▸ **TO BE DONE**: Your task is to print every entry below exactly as given.

━━━━━━━━━━

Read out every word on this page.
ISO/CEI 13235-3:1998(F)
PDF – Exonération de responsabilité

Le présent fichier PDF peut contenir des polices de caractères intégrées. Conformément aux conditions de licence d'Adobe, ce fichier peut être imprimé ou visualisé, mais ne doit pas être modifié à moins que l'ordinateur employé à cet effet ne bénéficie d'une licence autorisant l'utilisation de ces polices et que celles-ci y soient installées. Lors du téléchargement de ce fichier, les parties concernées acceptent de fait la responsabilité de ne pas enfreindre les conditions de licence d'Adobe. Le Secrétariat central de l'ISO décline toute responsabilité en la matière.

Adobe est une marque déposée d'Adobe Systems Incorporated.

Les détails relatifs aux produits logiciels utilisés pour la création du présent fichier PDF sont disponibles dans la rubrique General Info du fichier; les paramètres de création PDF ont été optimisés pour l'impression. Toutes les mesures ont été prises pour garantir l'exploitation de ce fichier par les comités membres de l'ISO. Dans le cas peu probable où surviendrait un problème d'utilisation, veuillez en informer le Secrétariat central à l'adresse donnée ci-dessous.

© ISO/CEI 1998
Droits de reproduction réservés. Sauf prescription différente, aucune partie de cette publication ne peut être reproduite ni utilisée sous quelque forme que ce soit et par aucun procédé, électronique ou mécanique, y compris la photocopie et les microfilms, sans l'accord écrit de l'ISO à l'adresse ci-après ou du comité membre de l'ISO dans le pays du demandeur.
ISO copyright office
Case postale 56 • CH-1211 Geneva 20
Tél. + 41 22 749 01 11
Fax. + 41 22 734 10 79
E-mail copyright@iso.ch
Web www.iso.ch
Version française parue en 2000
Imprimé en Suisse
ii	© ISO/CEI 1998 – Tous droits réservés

━━━━━━━━━━

▸ **ANSWER TO THIS PROBLEM**:
Read out every word on this page.
ISO/CEI 13235-3:1998(F)
PDF – Exonération de responsabilité

Le présent fichier PDF peut contenir des polices de caractères intégrées. Conformément aux conditions de licence d'Adobe, ce fichier peut être imprimé ou visualisé, mais ne doit pas être modifié à moins que l'ordinateur employé à cet effet ne bénéficie d'une licence autorisant l'utilisation de ces polices et que celles-ci y soient installées. Lors du téléchargement de ce fichier, les parties concernées acceptent de fait la responsabilité de ne pas enfreindre les conditions de licence d'Adobe. Le Secrétariat central de l'ISO décline toute responsabilité en la matière.

Adobe est une marque déposée d'Adobe Systems Incorporated.

Les détails relatifs aux produits logiciels utilisés pour la création du présent fichier PDF sont disponibles dans la rubrique General Info du fichier; les paramètres de création PDF ont été optimisés pour l'impression. Toutes les mesures ont été prises pour garantir l'exploitation de ce fichier par les comités membres de l'ISO. Dans le cas peu probable où surviendrait un problème d'utilisation, veuillez en informer le Secrétariat central à l'adresse donnée ci-dessous.

© ISO/CEI 1998
Droits de reproduction réservés. Sauf prescription différente, aucune partie de cette publication ne peut être reproduite ni utilisée sous quelque forme que ce soit et par aucun procédé, électronique ou mécanique, y compris la photocopie et les microfilms, sans l'accord écrit de l'ISO à l'adresse ci-après ou du comité membre de l'ISO dans le pays du demandeur.
ISO copyright office
Case postale 56 • CH-1211 Geneva 20
Tél. + 41 22 749 01 11
Fax. + 41 22 734 10 79
E-mail copyright@iso.ch
Web www.iso.ch
Version française parue en 2000
Imprimé en Suisse
ii	© ISO/CEI 1998 – Tous droits réservés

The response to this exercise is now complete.